**GIVEN REQUEST:**
Reproduce the full listing below unchanged, apart from the pictures.

**MATERIAL FOR THE TASK:**

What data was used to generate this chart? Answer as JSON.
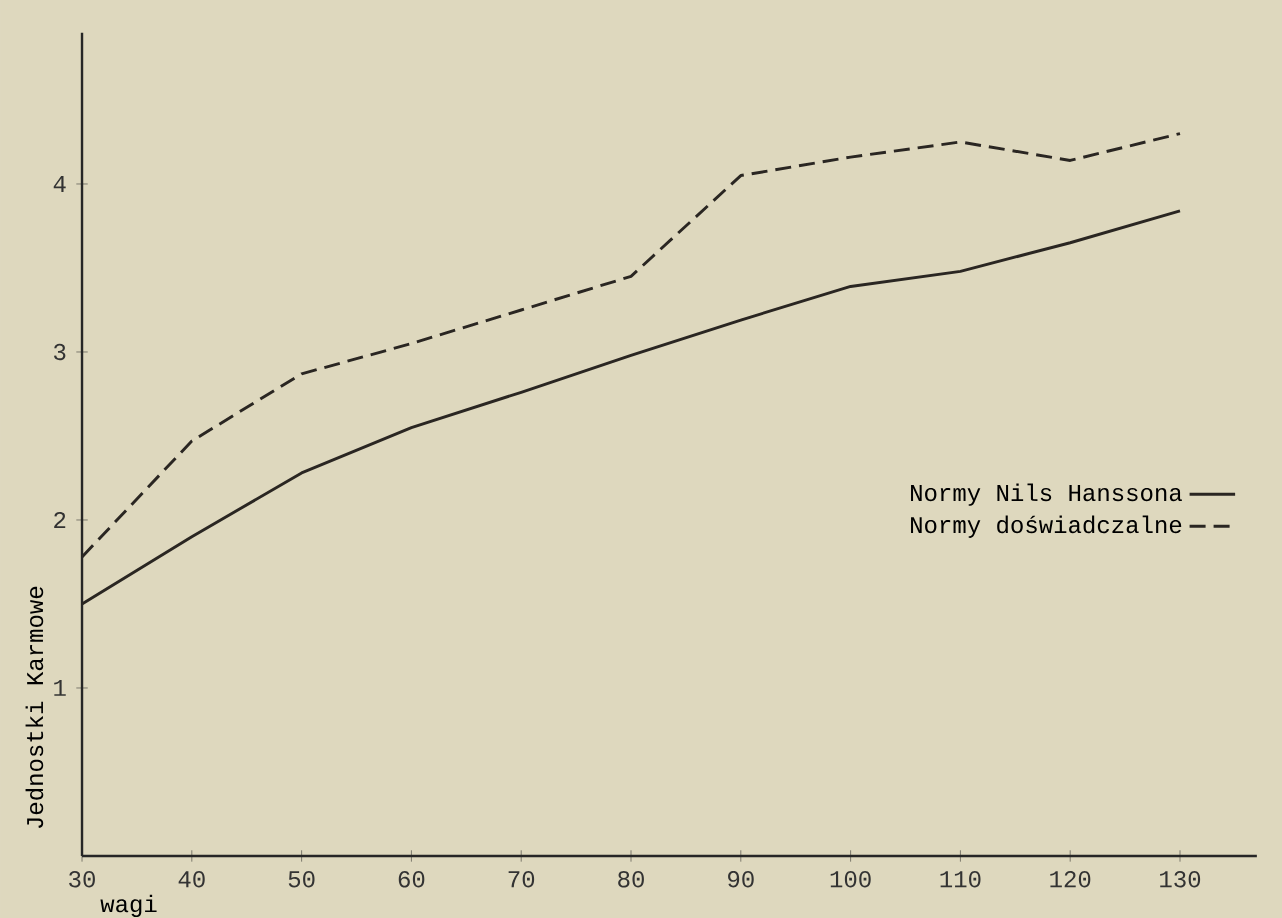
{
  "chart_data": {
    "type": "line",
    "xlabel": "wagi",
    "ylabel": "Jednostki Karmowe",
    "x": [
      30,
      40,
      50,
      60,
      70,
      80,
      90,
      100,
      110,
      120,
      130
    ],
    "series": [
      {
        "name": "Normy Nils Hanssona",
        "color": "#2a2622",
        "line_style": "solid",
        "values": [
          1.5,
          1.9,
          2.28,
          2.55,
          2.76,
          2.98,
          3.19,
          3.39,
          3.48,
          3.65,
          3.84
        ]
      },
      {
        "name": "Normy doświadczalne",
        "color": "#2a2622",
        "line_style": "dashed",
        "values": [
          1.78,
          2.47,
          2.87,
          3.05,
          3.25,
          3.45,
          4.05,
          4.16,
          4.25,
          4.14,
          4.3
        ]
      }
    ],
    "xlim": [
      30,
      137
    ],
    "ylim": [
      0,
      4.9
    ],
    "xticks": [
      30,
      40,
      50,
      60,
      70,
      80,
      90,
      100,
      110,
      120,
      130
    ],
    "yticks": [
      1,
      2,
      3,
      4
    ],
    "grid": false,
    "legend": "right",
    "marker": "none"
  }
}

**TASK ANSWER:**
What data was used to generate this chart? Answer as JSON.
{
  "chart_data": {
    "type": "line",
    "xlabel": "wagi",
    "ylabel": "Jednostki Karmowe",
    "x": [
      30,
      40,
      50,
      60,
      70,
      80,
      90,
      100,
      110,
      120,
      130
    ],
    "series": [
      {
        "name": "Normy Nils Hanssona",
        "color": "#2a2622",
        "line_style": "solid",
        "values": [
          1.5,
          1.9,
          2.28,
          2.55,
          2.76,
          2.98,
          3.19,
          3.39,
          3.48,
          3.65,
          3.84
        ]
      },
      {
        "name": "Normy doświadczalne",
        "color": "#2a2622",
        "line_style": "dashed",
        "values": [
          1.78,
          2.47,
          2.87,
          3.05,
          3.25,
          3.45,
          4.05,
          4.16,
          4.25,
          4.14,
          4.3
        ]
      }
    ],
    "xlim": [
      30,
      137
    ],
    "ylim": [
      0,
      4.9
    ],
    "xticks": [
      30,
      40,
      50,
      60,
      70,
      80,
      90,
      100,
      110,
      120,
      130
    ],
    "yticks": [
      1,
      2,
      3,
      4
    ],
    "grid": false,
    "legend": "right",
    "marker": "none"
  }
}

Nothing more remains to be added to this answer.